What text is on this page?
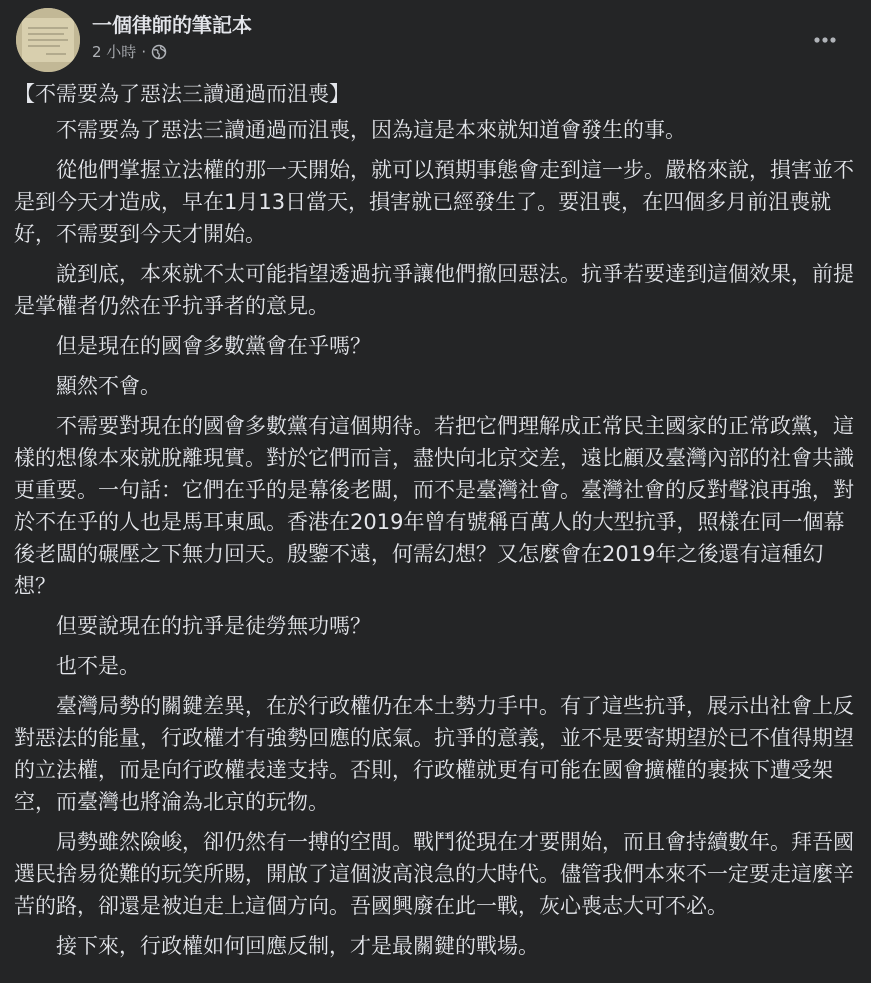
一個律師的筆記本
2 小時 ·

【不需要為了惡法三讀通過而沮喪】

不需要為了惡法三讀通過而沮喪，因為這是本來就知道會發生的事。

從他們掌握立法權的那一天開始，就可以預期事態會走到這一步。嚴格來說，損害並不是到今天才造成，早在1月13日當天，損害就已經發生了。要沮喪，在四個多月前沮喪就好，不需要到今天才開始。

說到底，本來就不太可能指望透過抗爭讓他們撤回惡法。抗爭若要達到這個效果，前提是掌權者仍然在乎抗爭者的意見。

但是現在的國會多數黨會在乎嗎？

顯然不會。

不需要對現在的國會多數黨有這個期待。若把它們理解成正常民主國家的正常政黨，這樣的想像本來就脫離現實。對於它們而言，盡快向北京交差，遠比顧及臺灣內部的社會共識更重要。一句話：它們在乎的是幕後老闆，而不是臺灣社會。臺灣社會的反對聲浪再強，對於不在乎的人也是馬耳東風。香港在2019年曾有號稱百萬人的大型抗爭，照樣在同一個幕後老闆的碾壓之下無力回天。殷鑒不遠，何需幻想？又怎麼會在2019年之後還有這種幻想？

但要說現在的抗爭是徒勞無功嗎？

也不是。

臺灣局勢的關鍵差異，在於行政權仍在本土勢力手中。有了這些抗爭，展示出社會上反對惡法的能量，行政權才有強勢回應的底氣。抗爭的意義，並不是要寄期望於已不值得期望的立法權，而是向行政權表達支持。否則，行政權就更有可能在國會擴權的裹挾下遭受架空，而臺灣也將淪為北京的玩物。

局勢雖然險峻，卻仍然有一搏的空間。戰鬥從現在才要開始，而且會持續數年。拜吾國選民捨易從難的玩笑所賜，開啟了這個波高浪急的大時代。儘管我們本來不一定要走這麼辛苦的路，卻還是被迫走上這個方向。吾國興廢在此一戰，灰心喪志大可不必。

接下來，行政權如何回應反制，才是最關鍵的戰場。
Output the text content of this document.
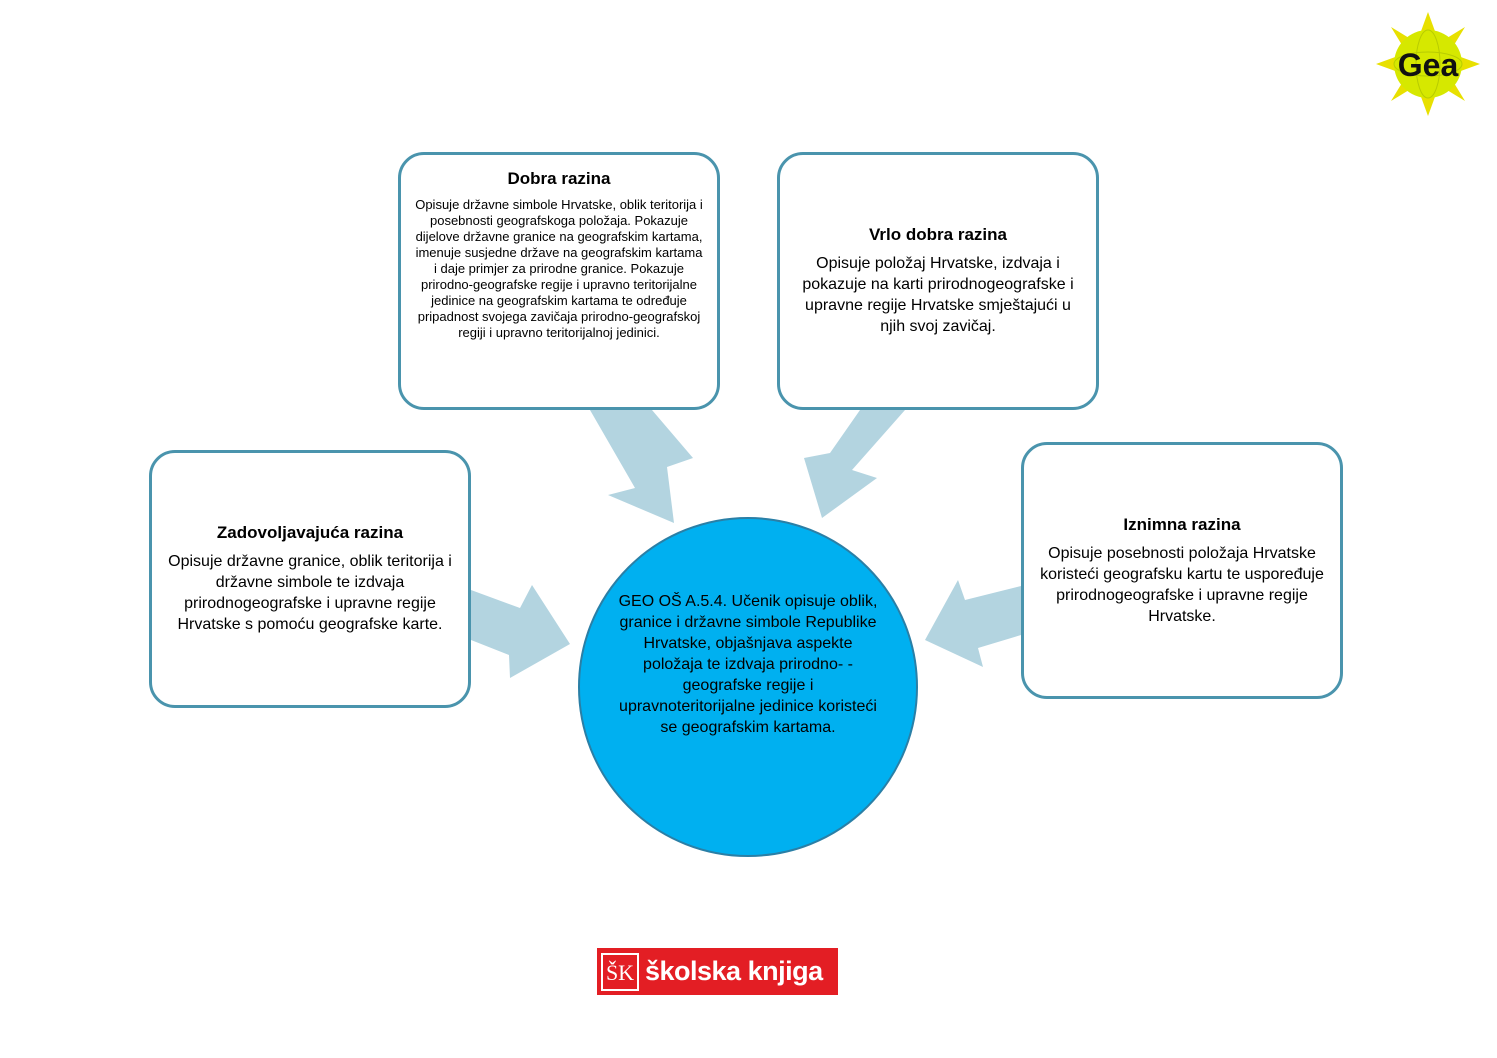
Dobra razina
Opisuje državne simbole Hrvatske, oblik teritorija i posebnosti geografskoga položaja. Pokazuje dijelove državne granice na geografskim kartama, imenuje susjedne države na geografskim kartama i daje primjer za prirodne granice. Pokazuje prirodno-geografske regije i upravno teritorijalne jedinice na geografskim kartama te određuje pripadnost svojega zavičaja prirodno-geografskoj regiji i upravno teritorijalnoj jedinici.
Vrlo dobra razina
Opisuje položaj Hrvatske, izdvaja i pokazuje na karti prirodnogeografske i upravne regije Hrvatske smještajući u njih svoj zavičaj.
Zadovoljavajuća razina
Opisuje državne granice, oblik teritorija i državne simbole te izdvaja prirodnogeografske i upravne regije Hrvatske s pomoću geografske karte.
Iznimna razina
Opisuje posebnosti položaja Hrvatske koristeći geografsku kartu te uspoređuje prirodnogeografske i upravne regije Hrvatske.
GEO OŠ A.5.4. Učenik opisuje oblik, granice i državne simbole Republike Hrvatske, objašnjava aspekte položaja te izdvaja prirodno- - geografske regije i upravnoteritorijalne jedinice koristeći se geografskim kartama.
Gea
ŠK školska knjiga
————————
#### Required task:
Return the entries unchanged, save for the pictures, which do not belong in the copy.

#### Answer for this exercise:
What text is on this page?
一個律師的筆記本
2 小時 ·

【不需要為了惡法三讀通過而沮喪】

不需要為了惡法三讀通過而沮喪，因為這是本來就知道會發生的事。

從他們掌握立法權的那一天開始，就可以預期事態會走到這一步。嚴格來說，損害並不是到今天才造成，早在1月13日當天，損害就已經發生了。要沮喪，在四個多月前沮喪就好，不需要到今天才開始。

說到底，本來就不太可能指望透過抗爭讓他們撤回惡法。抗爭若要達到這個效果，前提是掌權者仍然在乎抗爭者的意見。

但是現在的國會多數黨會在乎嗎？

顯然不會。

不需要對現在的國會多數黨有這個期待。若把它們理解成正常民主國家的正常政黨，這樣的想像本來就脫離現實。對於它們而言，盡快向北京交差，遠比顧及臺灣內部的社會共識更重要。一句話：它們在乎的是幕後老闆，而不是臺灣社會。臺灣社會的反對聲浪再強，對於不在乎的人也是馬耳東風。香港在2019年曾有號稱百萬人的大型抗爭，照樣在同一個幕後老闆的碾壓之下無力回天。殷鑒不遠，何需幻想？又怎麼會在2019年之後還有這種幻想？

但要說現在的抗爭是徒勞無功嗎？

也不是。

臺灣局勢的關鍵差異，在於行政權仍在本土勢力手中。有了這些抗爭，展示出社會上反對惡法的能量，行政權才有強勢回應的底氣。抗爭的意義，並不是要寄期望於已不值得期望的立法權，而是向行政權表達支持。否則，行政權就更有可能在國會擴權的裹挾下遭受架空，而臺灣也將淪為北京的玩物。

局勢雖然險峻，卻仍然有一搏的空間。戰鬥從現在才要開始，而且會持續數年。拜吾國選民捨易從難的玩笑所賜，開啟了這個波高浪急的大時代。儘管我們本來不一定要走這麼辛苦的路，卻還是被迫走上這個方向。吾國興廢在此一戰，灰心喪志大可不必。

接下來，行政權如何回應反制，才是最關鍵的戰場。
Output the text content of this document.
Dobra razina
Opisuje državne simbole Hrvatske, oblik teritorija i posebnosti geografskoga položaja. Pokazuje dijelove državne granice na geografskim kartama, imenuje susjedne države na geografskim kartama i daje primjer za prirodne granice. Pokazuje prirodno-geografske regije i upravno teritorijalne jedinice na geografskim kartama te određuje pripadnost svojega zavičaja prirodno-geografskoj regiji i upravno teritorijalnoj jedinici.
Vrlo dobra razina
Opisuje položaj Hrvatske, izdvaja i pokazuje na karti prirodnogeografske i upravne regije Hrvatske smještajući u njih svoj zavičaj.
Zadovoljavajuća razina
Opisuje državne granice, oblik teritorija i državne simbole te izdvaja prirodnogeografske i upravne regije Hrvatske s pomoću geografske karte.
Iznimna razina
Opisuje posebnosti položaja Hrvatske koristeći geografsku kartu te uspoređuje prirodnogeografske i upravne regije Hrvatske.
GEO OŠ A.5.4. Učenik opisuje oblik, granice i državne simbole Republike Hrvatske, objašnjava aspekte položaja te izdvaja prirodno- - geografske regije i upravnoteritorijalne jedinice koristeći se geografskim kartama.
Gea
ŠK školska knjiga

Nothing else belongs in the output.